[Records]
····················
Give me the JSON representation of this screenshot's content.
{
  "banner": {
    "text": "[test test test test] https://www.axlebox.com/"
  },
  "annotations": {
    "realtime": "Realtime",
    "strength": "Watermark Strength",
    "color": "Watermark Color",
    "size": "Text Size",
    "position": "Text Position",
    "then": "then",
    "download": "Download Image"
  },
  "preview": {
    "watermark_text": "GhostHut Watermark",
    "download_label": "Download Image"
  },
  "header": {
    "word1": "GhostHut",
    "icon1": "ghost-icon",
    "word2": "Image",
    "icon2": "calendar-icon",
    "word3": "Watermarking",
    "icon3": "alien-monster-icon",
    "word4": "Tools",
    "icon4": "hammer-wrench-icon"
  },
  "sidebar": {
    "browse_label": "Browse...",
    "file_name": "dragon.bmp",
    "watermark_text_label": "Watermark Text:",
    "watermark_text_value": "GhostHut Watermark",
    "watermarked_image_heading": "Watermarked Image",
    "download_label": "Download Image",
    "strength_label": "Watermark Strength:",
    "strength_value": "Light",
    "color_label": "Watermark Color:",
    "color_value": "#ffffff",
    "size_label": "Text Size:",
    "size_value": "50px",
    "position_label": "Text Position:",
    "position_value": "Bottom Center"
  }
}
····················
TASK GOAL » Your task is to quote all of the data word for word.

TASK RESULT »
Give me the JSON representation of this screenshot's content.
{
  "banner": {
    "text": "[test test test test] https://www.axlebox.com/"
  },
  "annotations": {
    "realtime": "Realtime",
    "strength": "Watermark Strength",
    "color": "Watermark Color",
    "size": "Text Size",
    "position": "Text Position",
    "then": "then",
    "download": "Download Image"
  },
  "preview": {
    "watermark_text": "GhostHut Watermark",
    "download_label": "Download Image"
  },
  "header": {
    "word1": "GhostHut",
    "icon1": "ghost-icon",
    "word2": "Image",
    "icon2": "calendar-icon",
    "word3": "Watermarking",
    "icon3": "alien-monster-icon",
    "word4": "Tools",
    "icon4": "hammer-wrench-icon"
  },
  "sidebar": {
    "browse_label": "Browse...",
    "file_name": "dragon.bmp",
    "watermark_text_label": "Watermark Text:",
    "watermark_text_value": "GhostHut Watermark",
    "watermarked_image_heading": "Watermarked Image",
    "download_label": "Download Image",
    "strength_label": "Watermark Strength:",
    "strength_value": "Light",
    "color_label": "Watermark Color:",
    "color_value": "#ffffff",
    "size_label": "Text Size:",
    "size_value": "50px",
    "position_label": "Text Position:",
    "position_value": "Bottom Center"
  }
}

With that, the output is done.